• Exercise
Check every line in the records below for the word "Detachment" and report how many have it, nothing more.
━━ Data for this exercise ━━
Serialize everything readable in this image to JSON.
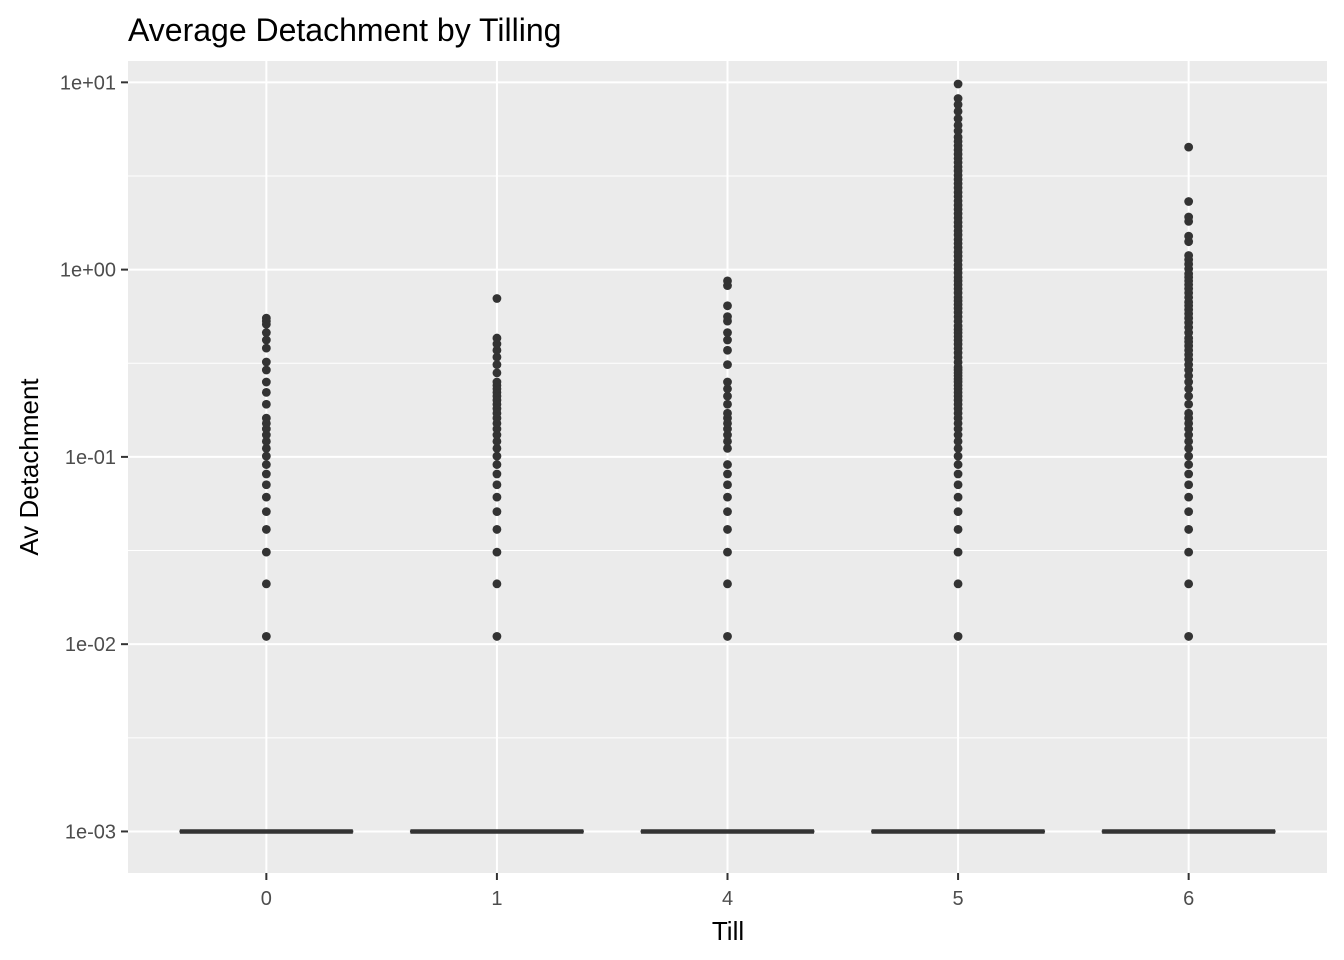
{
  "chart_data": {
    "type": "boxplot",
    "title": "Average Detachment by Tilling",
    "xlabel": "Till",
    "ylabel": "Av Detachment",
    "y_scale": "log10",
    "ylim": [
      0.0006,
      13
    ],
    "y_ticks": [
      0.001,
      0.01,
      0.1,
      1,
      10
    ],
    "y_tick_labels": [
      "1e-03",
      "1e-02",
      "1e-01",
      "1e+00",
      "1e+01"
    ],
    "categories": [
      "0",
      "1",
      "4",
      "5",
      "6"
    ],
    "grid": true,
    "background": "#ebebeb",
    "grid_color": "#ffffff",
    "point_color": "#333333",
    "boxes": [
      {
        "category": "0",
        "median": 0.001,
        "q1": 0.001,
        "q3": 0.001,
        "outliers": [
          0.011,
          0.021,
          0.031,
          0.041,
          0.051,
          0.061,
          0.071,
          0.081,
          0.091,
          0.101,
          0.111,
          0.121,
          0.131,
          0.141,
          0.151,
          0.161,
          0.191,
          0.221,
          0.251,
          0.291,
          0.321,
          0.381,
          0.421,
          0.461,
          0.511,
          0.531,
          0.551
        ]
      },
      {
        "category": "1",
        "median": 0.001,
        "q1": 0.001,
        "q3": 0.001,
        "outliers": [
          0.011,
          0.021,
          0.031,
          0.041,
          0.051,
          0.061,
          0.071,
          0.081,
          0.091,
          0.101,
          0.111,
          0.121,
          0.131,
          0.141,
          0.151,
          0.161,
          0.171,
          0.181,
          0.191,
          0.201,
          0.211,
          0.221,
          0.231,
          0.241,
          0.251,
          0.281,
          0.311,
          0.341,
          0.371,
          0.401,
          0.431,
          0.701
        ]
      },
      {
        "category": "4",
        "median": 0.001,
        "q1": 0.001,
        "q3": 0.001,
        "outliers": [
          0.011,
          0.021,
          0.031,
          0.041,
          0.051,
          0.061,
          0.071,
          0.081,
          0.091,
          0.111,
          0.121,
          0.131,
          0.141,
          0.151,
          0.161,
          0.171,
          0.191,
          0.211,
          0.231,
          0.251,
          0.311,
          0.371,
          0.421,
          0.461,
          0.531,
          0.561,
          0.641,
          0.821,
          0.871
        ]
      },
      {
        "category": "5",
        "median": 0.001,
        "q1": 0.001,
        "q3": 0.001,
        "outliers": [
          0.011,
          0.021,
          0.031,
          0.041,
          0.051,
          0.061,
          0.071,
          0.081,
          0.091,
          0.101,
          0.111,
          0.121,
          0.131,
          0.141,
          0.151,
          0.161,
          0.171,
          0.181,
          0.191,
          0.201,
          0.211,
          0.221,
          0.231,
          0.241,
          0.251,
          0.261,
          0.271,
          0.281,
          0.291,
          0.301,
          0.32,
          0.34,
          0.36,
          0.38,
          0.4,
          0.42,
          0.44,
          0.46,
          0.48,
          0.5,
          0.53,
          0.56,
          0.59,
          0.62,
          0.65,
          0.68,
          0.71,
          0.75,
          0.79,
          0.83,
          0.87,
          0.91,
          0.96,
          1.01,
          1.06,
          1.12,
          1.18,
          1.24,
          1.31,
          1.38,
          1.45,
          1.53,
          1.61,
          1.7,
          1.79,
          1.89,
          1.99,
          2.1,
          2.21,
          2.33,
          2.46,
          2.59,
          2.73,
          2.88,
          3.03,
          3.19,
          3.36,
          3.54,
          3.73,
          3.93,
          4.14,
          4.36,
          4.59,
          4.84,
          5.1,
          5.5,
          5.9,
          6.4,
          7.0,
          7.6,
          8.2,
          9.8
        ]
      },
      {
        "category": "6",
        "median": 0.001,
        "q1": 0.001,
        "q3": 0.001,
        "outliers": [
          0.011,
          0.021,
          0.031,
          0.041,
          0.051,
          0.061,
          0.071,
          0.081,
          0.091,
          0.101,
          0.111,
          0.121,
          0.131,
          0.141,
          0.151,
          0.161,
          0.171,
          0.191,
          0.211,
          0.231,
          0.251,
          0.271,
          0.291,
          0.311,
          0.331,
          0.351,
          0.371,
          0.391,
          0.411,
          0.431,
          0.461,
          0.491,
          0.521,
          0.551,
          0.581,
          0.611,
          0.641,
          0.671,
          0.711,
          0.751,
          0.791,
          0.831,
          0.871,
          0.911,
          0.951,
          1.01,
          1.07,
          1.13,
          1.19,
          1.41,
          1.51,
          1.81,
          1.91,
          2.31,
          4.51
        ]
      }
    ]
  }
}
━━━
• Result of this task
2